El informe del Centro de Derechos Reproductivos señala la urgencia de flexibilizar la carga probatoria en estos casos. “Existe demasiada evidencia sobre la toxicidad de estas sustancias. A tal punto que, si perdés un cultivo por contaminación, podés acceder a una reparación, pero no si perdés a tu mamá o a un familiar”, remarcó Arteaga. La desigualdad de poder entre Estados o grandes empresas y personas que viven en zonas rurales vuelve casi inaccesible cualquier intento de justicia.
En Argentina, el escenario no es distinto. Cornaglia recordó que desde hace más de quince años organizaciones socioambientales impulsan proyectos para regular el uso de agrotóxicos, alejar las fumigaciones de zonas pobladas, escuelas y cursos de agua, y promover la agroecología. Sin embargo, esas iniciativas ya perdieron siete veces estado parlamentario sin siquiera ser debatidas. “Se prioriza el negocio y el ingreso de divisas por sobre la salud de la población y de los territorios”, señaló.
A eso se suma otra barrera: muchas veces las denuncias ni siquiera son tomadas. “En las comisarías o ante las autoridades locales se minimizan los hechos, no se registran las experiencias y las personas quedan completamente desprotegidas”, advirtió Cornaglia. Así, la combinación de denuncias que no avanzan, leyes que no existen y exigencias judiciales imposibles termina consolidando un escenario de impunidad: un blindaje que protege al modelo extractivista y deja a las comunidades afectadas sin justicia ni reparación.

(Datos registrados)
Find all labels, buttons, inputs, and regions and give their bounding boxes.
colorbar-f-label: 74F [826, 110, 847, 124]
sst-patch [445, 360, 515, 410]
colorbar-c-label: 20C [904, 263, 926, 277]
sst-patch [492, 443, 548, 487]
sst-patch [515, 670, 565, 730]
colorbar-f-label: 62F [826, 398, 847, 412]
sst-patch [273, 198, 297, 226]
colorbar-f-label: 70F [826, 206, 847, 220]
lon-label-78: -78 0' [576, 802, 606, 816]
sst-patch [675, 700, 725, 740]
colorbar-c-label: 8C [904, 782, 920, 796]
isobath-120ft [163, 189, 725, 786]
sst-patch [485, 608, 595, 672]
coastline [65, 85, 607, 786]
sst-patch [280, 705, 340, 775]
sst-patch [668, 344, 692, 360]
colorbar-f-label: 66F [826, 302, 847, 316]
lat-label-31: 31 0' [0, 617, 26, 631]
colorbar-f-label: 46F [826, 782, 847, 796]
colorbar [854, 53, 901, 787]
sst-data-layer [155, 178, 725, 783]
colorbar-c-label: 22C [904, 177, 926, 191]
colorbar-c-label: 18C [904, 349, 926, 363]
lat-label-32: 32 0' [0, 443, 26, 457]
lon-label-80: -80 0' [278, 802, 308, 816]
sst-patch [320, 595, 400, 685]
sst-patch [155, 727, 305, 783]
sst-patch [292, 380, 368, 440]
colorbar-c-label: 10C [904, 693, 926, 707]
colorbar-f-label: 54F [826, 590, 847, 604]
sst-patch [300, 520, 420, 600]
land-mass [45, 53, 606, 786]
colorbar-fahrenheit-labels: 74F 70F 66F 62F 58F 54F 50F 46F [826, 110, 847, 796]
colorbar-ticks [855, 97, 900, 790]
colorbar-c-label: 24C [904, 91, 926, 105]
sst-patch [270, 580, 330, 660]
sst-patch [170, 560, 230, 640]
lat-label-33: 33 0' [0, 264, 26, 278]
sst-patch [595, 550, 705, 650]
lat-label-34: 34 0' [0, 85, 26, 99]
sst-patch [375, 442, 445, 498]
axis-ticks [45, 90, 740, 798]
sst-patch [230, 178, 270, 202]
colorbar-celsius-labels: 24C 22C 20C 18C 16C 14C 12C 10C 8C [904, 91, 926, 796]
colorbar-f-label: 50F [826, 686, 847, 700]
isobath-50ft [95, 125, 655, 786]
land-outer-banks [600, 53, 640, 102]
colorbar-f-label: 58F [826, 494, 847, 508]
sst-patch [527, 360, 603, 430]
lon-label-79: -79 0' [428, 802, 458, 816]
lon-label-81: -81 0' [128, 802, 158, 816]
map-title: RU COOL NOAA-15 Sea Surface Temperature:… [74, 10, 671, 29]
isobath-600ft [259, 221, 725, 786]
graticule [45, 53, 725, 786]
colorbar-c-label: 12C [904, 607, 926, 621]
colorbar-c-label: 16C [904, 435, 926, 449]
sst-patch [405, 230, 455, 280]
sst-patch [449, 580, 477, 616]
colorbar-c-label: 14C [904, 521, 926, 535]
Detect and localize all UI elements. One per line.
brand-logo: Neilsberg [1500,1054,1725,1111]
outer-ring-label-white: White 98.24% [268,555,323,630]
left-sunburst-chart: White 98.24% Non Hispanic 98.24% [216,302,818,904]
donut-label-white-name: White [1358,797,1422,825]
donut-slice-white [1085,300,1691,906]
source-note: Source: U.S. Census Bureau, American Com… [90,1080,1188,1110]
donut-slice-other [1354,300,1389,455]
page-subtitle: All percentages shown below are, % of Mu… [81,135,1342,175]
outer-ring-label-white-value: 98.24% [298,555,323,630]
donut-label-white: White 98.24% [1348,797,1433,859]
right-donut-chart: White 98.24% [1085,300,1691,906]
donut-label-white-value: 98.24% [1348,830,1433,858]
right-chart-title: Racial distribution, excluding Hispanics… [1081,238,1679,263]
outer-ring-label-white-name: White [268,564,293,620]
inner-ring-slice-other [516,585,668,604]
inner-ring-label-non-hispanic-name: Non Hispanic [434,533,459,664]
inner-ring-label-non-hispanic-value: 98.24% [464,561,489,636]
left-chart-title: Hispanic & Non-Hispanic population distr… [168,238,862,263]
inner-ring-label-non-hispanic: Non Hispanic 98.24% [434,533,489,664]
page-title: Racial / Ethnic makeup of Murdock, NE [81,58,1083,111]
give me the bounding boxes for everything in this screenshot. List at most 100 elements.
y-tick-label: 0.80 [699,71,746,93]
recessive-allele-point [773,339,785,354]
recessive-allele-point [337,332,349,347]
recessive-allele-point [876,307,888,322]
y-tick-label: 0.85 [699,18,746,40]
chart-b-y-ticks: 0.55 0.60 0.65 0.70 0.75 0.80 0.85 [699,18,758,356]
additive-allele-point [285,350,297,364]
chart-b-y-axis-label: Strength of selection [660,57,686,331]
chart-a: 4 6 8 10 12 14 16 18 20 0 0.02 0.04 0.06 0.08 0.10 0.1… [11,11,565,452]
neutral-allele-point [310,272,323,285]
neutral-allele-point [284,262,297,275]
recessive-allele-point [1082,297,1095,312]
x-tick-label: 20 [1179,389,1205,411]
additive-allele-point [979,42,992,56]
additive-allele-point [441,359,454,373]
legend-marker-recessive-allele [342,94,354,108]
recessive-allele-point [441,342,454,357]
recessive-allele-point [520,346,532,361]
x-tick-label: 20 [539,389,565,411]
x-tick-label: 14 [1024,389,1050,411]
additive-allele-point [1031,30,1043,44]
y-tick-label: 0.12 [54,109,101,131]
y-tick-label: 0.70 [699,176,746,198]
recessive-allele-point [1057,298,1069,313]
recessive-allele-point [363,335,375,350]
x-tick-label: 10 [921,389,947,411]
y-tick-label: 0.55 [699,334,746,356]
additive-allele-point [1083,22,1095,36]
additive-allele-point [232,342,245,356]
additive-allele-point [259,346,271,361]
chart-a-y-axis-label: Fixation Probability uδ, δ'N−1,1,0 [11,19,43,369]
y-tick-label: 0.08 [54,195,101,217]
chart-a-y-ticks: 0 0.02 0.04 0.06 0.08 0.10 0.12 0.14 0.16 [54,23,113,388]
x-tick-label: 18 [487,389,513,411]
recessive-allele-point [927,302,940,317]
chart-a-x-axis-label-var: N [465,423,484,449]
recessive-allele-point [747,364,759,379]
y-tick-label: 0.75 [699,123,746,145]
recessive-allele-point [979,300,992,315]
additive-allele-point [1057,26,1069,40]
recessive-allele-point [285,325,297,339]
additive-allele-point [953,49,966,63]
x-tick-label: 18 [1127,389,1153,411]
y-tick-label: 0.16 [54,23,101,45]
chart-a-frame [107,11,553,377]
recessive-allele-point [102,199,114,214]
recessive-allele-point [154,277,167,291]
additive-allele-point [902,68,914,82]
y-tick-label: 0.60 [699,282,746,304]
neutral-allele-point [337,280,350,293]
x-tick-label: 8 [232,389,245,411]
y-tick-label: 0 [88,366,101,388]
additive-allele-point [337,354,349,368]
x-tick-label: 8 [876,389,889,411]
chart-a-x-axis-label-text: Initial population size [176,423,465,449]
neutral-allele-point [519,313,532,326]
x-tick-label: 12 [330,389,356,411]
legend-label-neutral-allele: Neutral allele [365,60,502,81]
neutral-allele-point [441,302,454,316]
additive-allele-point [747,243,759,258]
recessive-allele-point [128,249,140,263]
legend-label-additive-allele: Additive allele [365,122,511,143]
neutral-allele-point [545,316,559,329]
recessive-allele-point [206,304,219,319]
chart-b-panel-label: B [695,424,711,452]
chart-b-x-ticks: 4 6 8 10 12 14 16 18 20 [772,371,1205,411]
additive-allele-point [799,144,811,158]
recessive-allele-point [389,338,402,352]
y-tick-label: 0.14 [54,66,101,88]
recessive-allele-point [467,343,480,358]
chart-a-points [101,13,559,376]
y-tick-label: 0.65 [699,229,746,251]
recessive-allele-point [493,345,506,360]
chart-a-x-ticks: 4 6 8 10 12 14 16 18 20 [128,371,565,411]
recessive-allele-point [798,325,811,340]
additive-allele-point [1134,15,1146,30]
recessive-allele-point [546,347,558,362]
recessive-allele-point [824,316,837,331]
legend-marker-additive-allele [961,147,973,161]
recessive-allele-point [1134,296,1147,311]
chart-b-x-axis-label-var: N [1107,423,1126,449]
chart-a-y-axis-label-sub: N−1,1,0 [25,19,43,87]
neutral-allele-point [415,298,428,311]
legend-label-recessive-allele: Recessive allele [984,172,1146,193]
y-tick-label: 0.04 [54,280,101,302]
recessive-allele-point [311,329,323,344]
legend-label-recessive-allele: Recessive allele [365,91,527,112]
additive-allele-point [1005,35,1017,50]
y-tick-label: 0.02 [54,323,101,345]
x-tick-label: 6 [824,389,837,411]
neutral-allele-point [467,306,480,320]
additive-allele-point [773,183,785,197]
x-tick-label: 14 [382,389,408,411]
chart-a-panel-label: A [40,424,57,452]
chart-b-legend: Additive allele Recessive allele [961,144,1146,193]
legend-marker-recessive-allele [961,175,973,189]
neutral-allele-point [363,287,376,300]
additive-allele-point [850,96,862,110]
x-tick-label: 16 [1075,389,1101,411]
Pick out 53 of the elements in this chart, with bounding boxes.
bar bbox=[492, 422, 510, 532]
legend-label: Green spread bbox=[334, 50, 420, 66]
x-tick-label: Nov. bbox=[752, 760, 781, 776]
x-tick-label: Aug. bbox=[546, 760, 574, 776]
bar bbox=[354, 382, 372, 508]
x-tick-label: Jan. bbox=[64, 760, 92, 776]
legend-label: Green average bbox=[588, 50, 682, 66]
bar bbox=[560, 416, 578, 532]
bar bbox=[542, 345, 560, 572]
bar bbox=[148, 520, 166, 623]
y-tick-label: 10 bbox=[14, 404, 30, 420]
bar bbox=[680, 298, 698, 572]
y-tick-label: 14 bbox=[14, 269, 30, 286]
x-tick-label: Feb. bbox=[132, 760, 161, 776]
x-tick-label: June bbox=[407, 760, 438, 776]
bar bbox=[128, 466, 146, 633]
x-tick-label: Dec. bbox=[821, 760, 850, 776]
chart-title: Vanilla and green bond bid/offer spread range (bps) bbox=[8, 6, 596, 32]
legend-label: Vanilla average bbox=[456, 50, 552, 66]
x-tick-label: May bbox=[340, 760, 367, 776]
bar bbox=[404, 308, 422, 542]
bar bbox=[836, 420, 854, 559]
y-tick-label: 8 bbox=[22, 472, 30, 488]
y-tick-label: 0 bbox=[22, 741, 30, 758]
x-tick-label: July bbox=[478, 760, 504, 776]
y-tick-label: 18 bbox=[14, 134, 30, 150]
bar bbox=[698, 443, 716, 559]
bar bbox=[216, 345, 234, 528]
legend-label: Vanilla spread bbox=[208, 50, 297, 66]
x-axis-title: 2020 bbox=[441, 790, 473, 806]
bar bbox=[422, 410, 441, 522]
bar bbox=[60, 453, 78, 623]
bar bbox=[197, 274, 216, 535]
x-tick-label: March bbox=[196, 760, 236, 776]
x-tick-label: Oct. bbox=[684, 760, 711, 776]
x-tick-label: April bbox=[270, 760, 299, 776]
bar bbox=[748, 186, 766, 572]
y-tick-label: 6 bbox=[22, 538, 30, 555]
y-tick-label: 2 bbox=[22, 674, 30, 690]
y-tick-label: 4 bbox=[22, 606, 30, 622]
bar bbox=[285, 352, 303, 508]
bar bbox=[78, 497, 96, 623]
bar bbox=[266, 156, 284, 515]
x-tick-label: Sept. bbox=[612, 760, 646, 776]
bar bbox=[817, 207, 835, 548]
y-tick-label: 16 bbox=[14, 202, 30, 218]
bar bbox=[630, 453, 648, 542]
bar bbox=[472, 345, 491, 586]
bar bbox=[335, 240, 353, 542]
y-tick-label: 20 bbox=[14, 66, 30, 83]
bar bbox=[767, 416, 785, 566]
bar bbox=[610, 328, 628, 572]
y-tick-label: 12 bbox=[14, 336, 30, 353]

Consigna. ¿Puedes retomar el texto sobre los agrotóxicos y la falta de justicia para las comunidades afectadas a partir del punto en que se detiene? Las líneas registradas no guardan relación con el texto.

Resultado.
Continuar la lucha
"Madres de Ituzaingó" es una organización de mujeres de un barrio de Córdoba que, a comienzos de los años 2000, empezó a detectar una alarmante cantidad de problemas de salud en sus hijos. Vivían rodeadas de campos de soja y denunciaron que las fumigaciones llegaban hasta las puertas de sus casas. Su lucha logró un fallo judicial en 2009 que prohibió fumigar cerca del barrio y, en 2012, una condena penal contra los responsables. El caso se volvió emblemático y abrió un debate público sobre la toxicidad de los agrotóxicos.
Para Rosero Arteaga, estos avances siguen siendo excepcionales, pero marcan un camino posible: “Mi recomendación principal es que, ante una fumigación, las personas se apoyen en los movimientos de base, como Paren de Fumigarnos, o en instituciones como el Instituto de Salud Socioambiental, que tienen evidencia y pueden articular contactos de apoyo”.
La exposición a agrotóxicos no impacta sólo en los cuerpos, sino también en los proyectos de vida. Muchas comunidades se ven forzadas a desplazarse y numerosas mujeres deciden no gestar por miedo o imposibilidad. “Se repite mucho el fenómeno de familias que dejan las grandes ciudades buscando una vida más tranquila o la posibilidad de formar una familia, y terminan encontrándose con un verdadero infierno en esos pueblos”, advirtió Cornaglia.
Aunque con menor intensidad, los agrotóxicos también llegan a las ciudades a través del agua, el aire y los alimentos. Arteaga remarcó que no existe un uso seguro de estas sustancias: “Incluso dosis bajas o residuos en los alimentos pueden afectar procesos hormonales sensibles, provocar abortos espontáneos, infertilidad y complicaciones durante el embarazo”.
Cuidar a las niñeces y a sus familias, coincidieron, implica disputar un modelo extractivista que prioriza la rentabilidad por sobre la vida. En ese sentido, Cornaglia recordó que Argentina fue el primer país del mundo en aprobar la producción de trigo transgénico, en 2020, profundizando un esquema que sigue expandiéndose mientras las consecuencias sanitarias continúan acumulándose en los territorios.